-- Exercise instructions --
Examine the material below. Gather every line in which the string "error" appears.

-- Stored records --
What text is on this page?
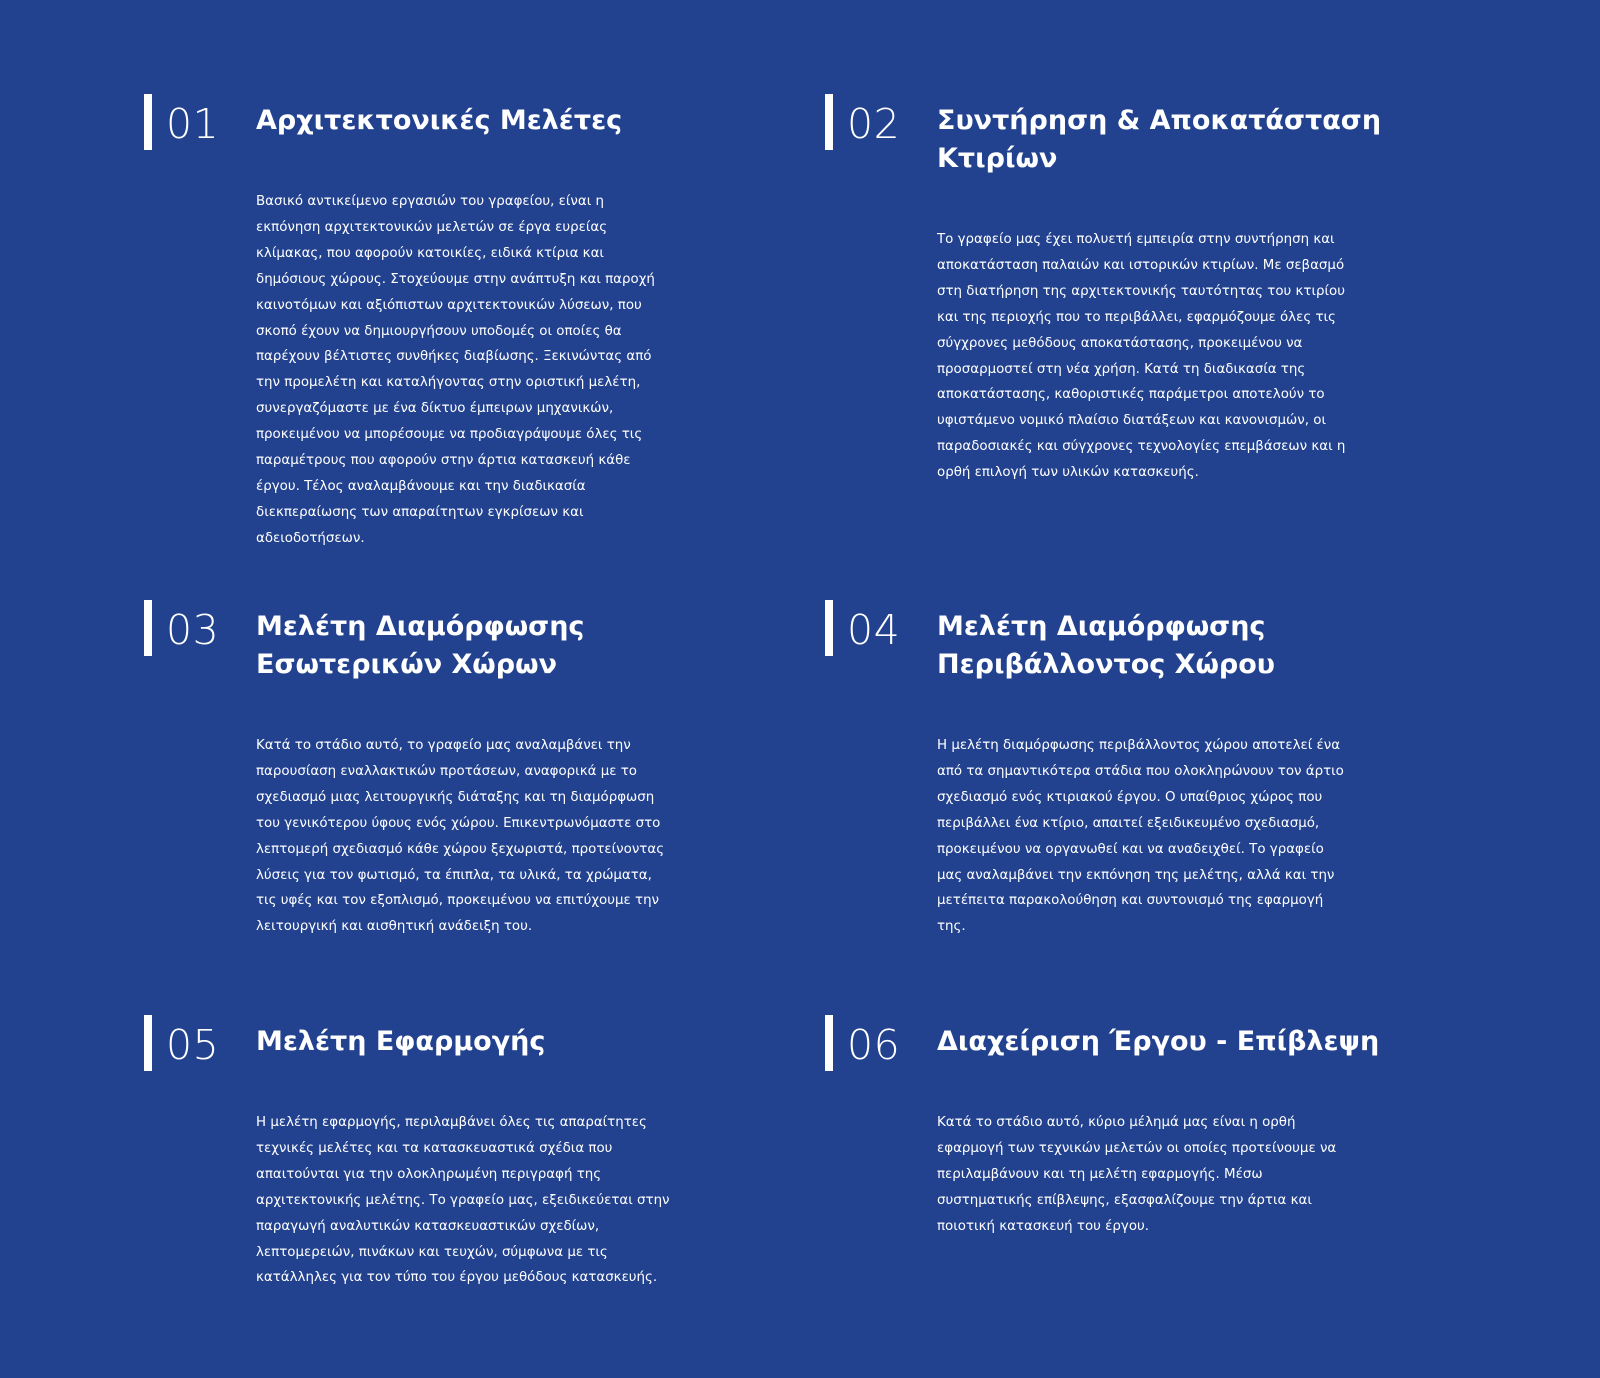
01 Αρχιτεκτονικές Μελέτες

Βασικό αντικείμενο εργασιών του γραφείου, είναι η εκπόνηση αρχιτεκτονικών μελετών σε έργα ευρείας κλίμακας, που αφορούν κατοικίες, ειδικά κτίρια και δημόσιους χώρους. Στοχεύουμε στην ανάπτυξη και παροχή καινοτόμων και αξιόπιστων αρχιτεκτονικών λύσεων, που σκοπό έχουν να δημιουργήσουν υποδομές οι οποίες θα παρέχουν βέλτιστες συνθήκες διαβίωσης. Ξεκινώντας από την προμελέτη και καταλήγοντας στην οριστική μελέτη, συνεργαζόμαστε με ένα δίκτυο έμπειρων μηχανικών, προκειμένου να μπορέσουμε να προδιαγράψουμε όλες τις παραμέτρους που αφορούν στην άρτια κατασκευή κάθε έργου. Τέλος αναλαμβάνουμε και την διαδικασία διεκπεραίωσης των απαραίτητων εγκρίσεων και αδειοδοτήσεων.

02 Συντήρηση & Αποκατάσταση Κτιρίων

Το γραφείο μας έχει πολυετή εμπειρία στην συντήρηση και αποκατάσταση παλαιών και ιστορικών κτιρίων. Με σεβασμό στη διατήρηση της αρχιτεκτονικής ταυτότητας του κτιρίου και της περιοχής που το περιβάλλει, εφαρμόζουμε όλες τις σύγχρονες μεθόδους αποκατάστασης, προκειμένου να προσαρμοστεί στη νέα χρήση. Κατά τη διαδικασία της αποκατάστασης, καθοριστικές παράμετροι αποτελούν το υφιστάμενο νομικό πλαίσιο διατάξεων και κανονισμών, οι παραδοσιακές και σύγχρονες τεχνολογίες επεμβάσεων και η ορθή επιλογή των υλικών κατασκευής.

03 Μελέτη Διαμόρφωσης Εσωτερικών Χώρων

Κατά το στάδιο αυτό, το γραφείο μας αναλαμβάνει την παρουσίαση εναλλακτικών προτάσεων, αναφορικά με το σχεδιασμό μιας λειτουργικής διάταξης και τη διαμόρφωση του γενικότερου ύφους ενός χώρου. Επικεντρωνόμαστε στο λεπτομερή σχεδιασμό κάθε χώρου ξεχωριστά, προτείνοντας λύσεις για τον φωτισμό, τα έπιπλα, τα υλικά, τα χρώματα, τις υφές και τον εξοπλισμό, προκειμένου να επιτύχουμε την λειτουργική και αισθητική ανάδειξη του.

04 Μελέτη Διαμόρφωσης Περιβάλλοντος Χώρου

Η μελέτη διαμόρφωσης περιβάλλοντος χώρου αποτελεί ένα από τα σημαντικότερα στάδια που ολοκληρώνουν τον άρτιο σχεδιασμό ενός κτιριακού έργου. Ο υπαίθριος χώρος που περιβάλλει ένα κτίριο, απαιτεί εξειδικευμένο σχεδιασμό, προκειμένου να οργανωθεί και να αναδειχθεί. Το γραφείο μας αναλαμβάνει την εκπόνηση της μελέτης, αλλά και την μετέπειτα παρακολούθηση και συντονισμό της εφαρμογή της.

05 Μελέτη Εφαρμογής

Η μελέτη εφαρμογής, περιλαμβάνει όλες τις απαραίτητες τεχνικές μελέτες και τα κατασκευαστικά σχέδια που απαιτούνται για την ολοκληρωμένη περιγραφή της αρχιτεκτονικής μελέτης. Το γραφείο μας, εξειδικεύεται στην παραγωγή αναλυτικών κατασκευαστικών σχεδίων, λεπτομερειών, πινάκων και τευχών, σύμφωνα με τις κατάλληλες για τον τύπο του έργου μεθόδους κατασκευής.

06 Διαχείριση Έργου - Επίβλεψη

Κατά το στάδιο αυτό, κύριο μέλημά μας είναι η ορθή εφαρμογή των τεχνικών μελετών οι οποίες προτείνουμε να περιλαμβάνουν και τη μελέτη εφαρμογής. Μέσω συστηματικής επίβλεψης, εξασφαλίζουμε την άρτια και ποιοτική κατασκευή του έργου.
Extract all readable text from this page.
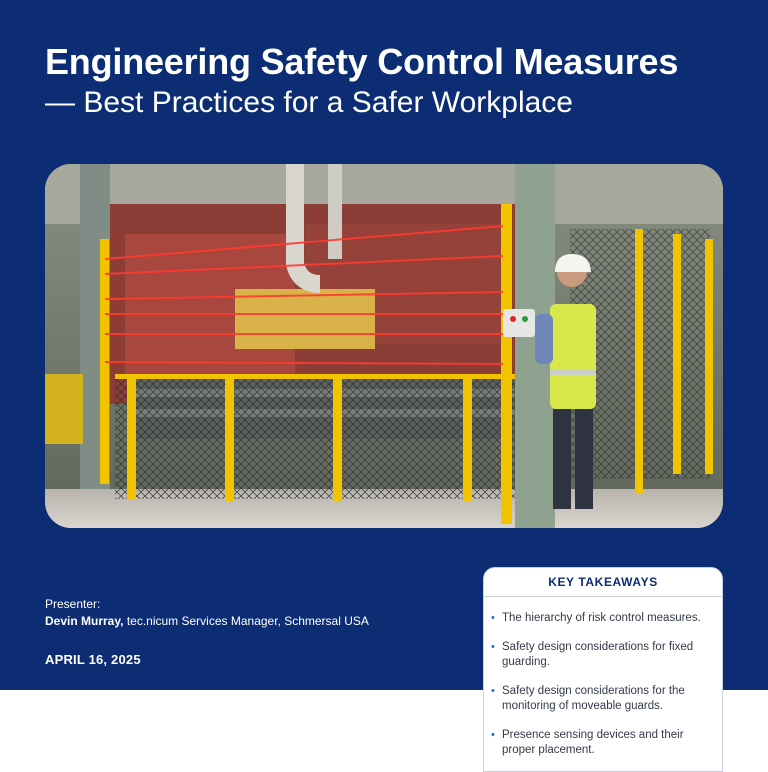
Engineering Safety Control Measures
— Best Practices for a Safer Workplace
Presenter:
Devin Murray, tec.nicum Services Manager, Schmersal USA
APRIL 16, 2025
KEY TAKEAWAYS
• The hierarchy of risk control measures.
• Safety design considerations for fixed guarding.
• Safety design considerations for the monitoring of moveable guards.
• Presence sensing devices and their proper placement.
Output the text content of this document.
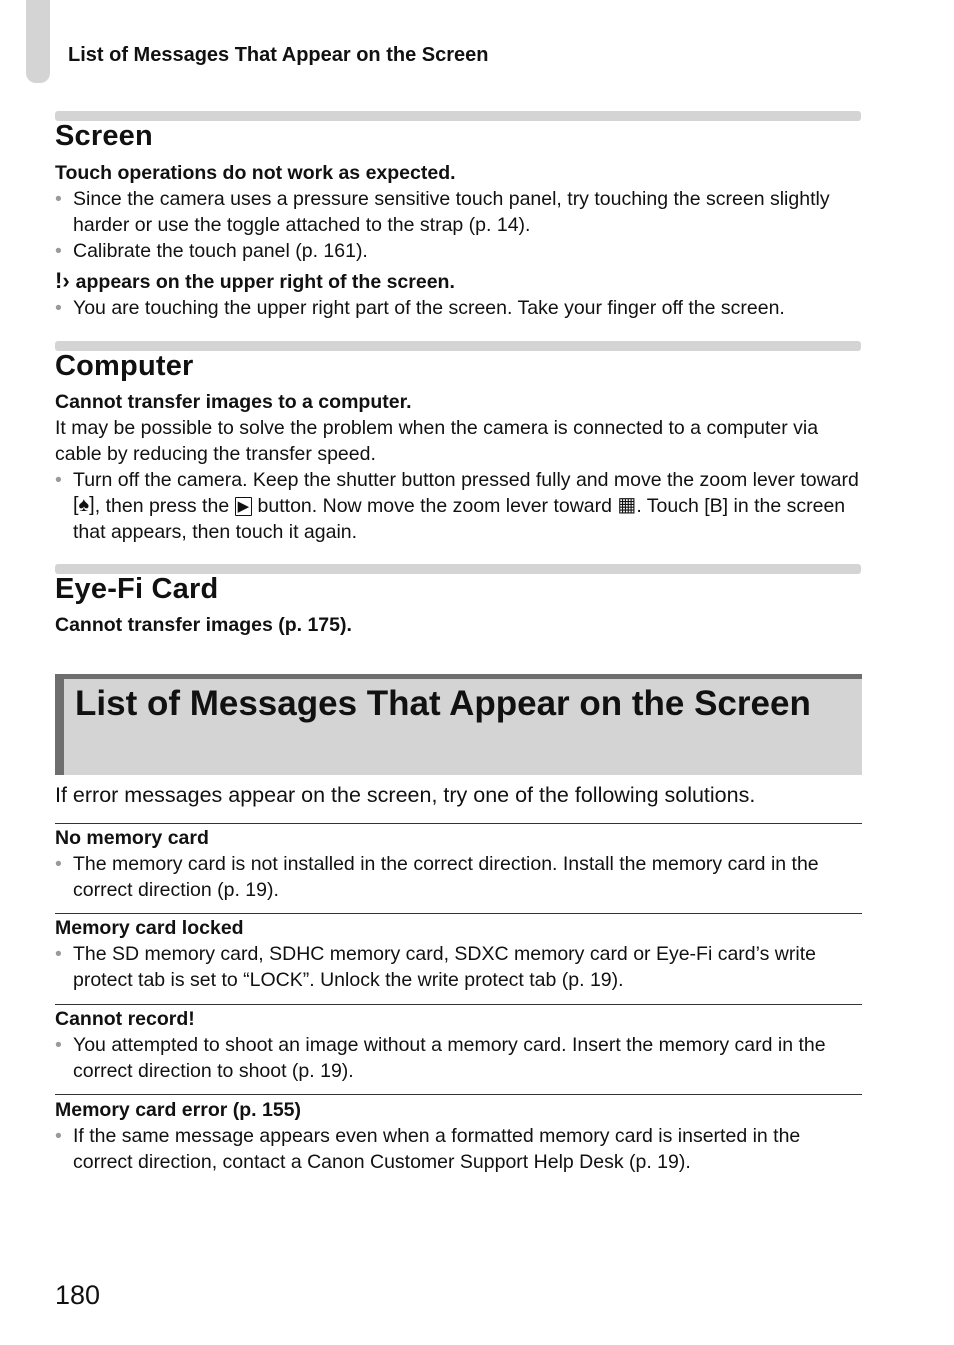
List of Messages That Appear on the Screen
Screen
Touch operations do not work as expected.
• Since the camera uses a pressure sensitive touch panel, try touching the screen slightly harder or use the toggle attached to the strap (p. 14).
• Calibrate the touch panel (p. 161).
!› appears on the upper right of the screen.
• You are touching the upper right part of the screen. Take your finger off the screen.
Computer
Cannot transfer images to a computer.
It may be possible to solve the problem when the camera is connected to a computer via cable by reducing the transfer speed.
• Turn off the camera. Keep the shutter button pressed fully and move the zoom lever toward [♠], then press the ▶ button. Now move the zoom lever toward ▦. Touch [B] in the screen that appears, then touch it again.
Eye-Fi Card
Cannot transfer images (p. 175).
List of Messages That Appear on the Screen
If error messages appear on the screen, try one of the following solutions.
No memory card
• The memory card is not installed in the correct direction. Install the memory card in the correct direction (p. 19).
Memory card locked
• The SD memory card, SDHC memory card, SDXC memory card or Eye-Fi card’s write protect tab is set to “LOCK”. Unlock the write protect tab (p. 19).
Cannot record!
• You attempted to shoot an image without a memory card. Insert the memory card in the correct direction to shoot (p. 19).
Memory card error (p. 155)
• If the same message appears even when a formatted memory card is inserted in the correct direction, contact a Canon Customer Support Help Desk (p. 19).
180
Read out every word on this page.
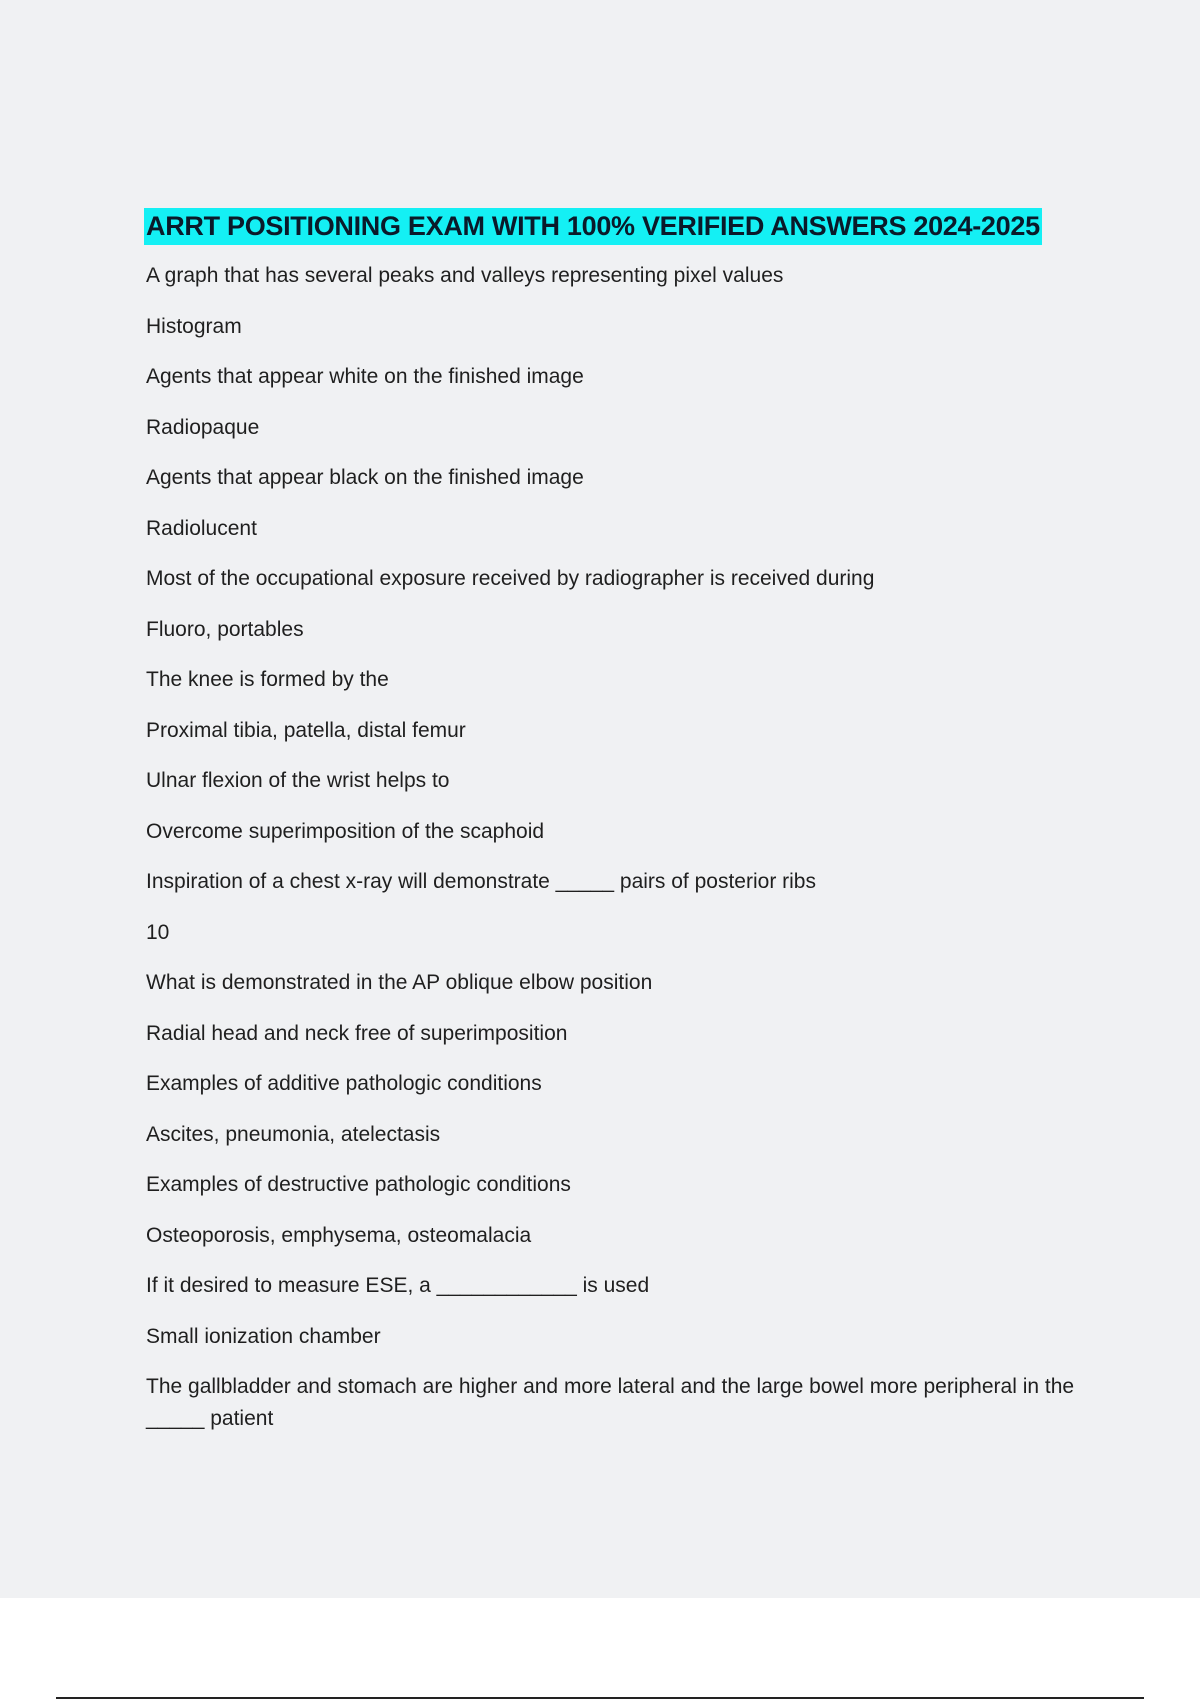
ARRT POSITIONING EXAM WITH 100% VERIFIED ANSWERS 2024-2025
A graph that has several peaks and valleys representing pixel values
Histogram
Agents that appear white on the finished image
Radiopaque
Agents that appear black on the finished image
Radiolucent
Most of the occupational exposure received by radiographer is received during
Fluoro, portables
The knee is formed by the
Proximal tibia, patella, distal femur
Ulnar flexion of the wrist helps to
Overcome superimposition of the scaphoid
Inspiration of a chest x-ray will demonstrate _____ pairs of posterior ribs
10
What is demonstrated in the AP oblique elbow position
Radial head and neck free of superimposition
Examples of additive pathologic conditions
Ascites, pneumonia, atelectasis
Examples of destructive pathologic conditions
Osteoporosis, emphysema, osteomalacia
If it desired to measure ESE, a ____________ is used
Small ionization chamber
The gallbladder and stomach are higher and more lateral and the large bowel more peripheral in the _____ patient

-- Answer to the problem --
If error messages appear on the screen, try one of the following solutions.
Memory card error (p. 155)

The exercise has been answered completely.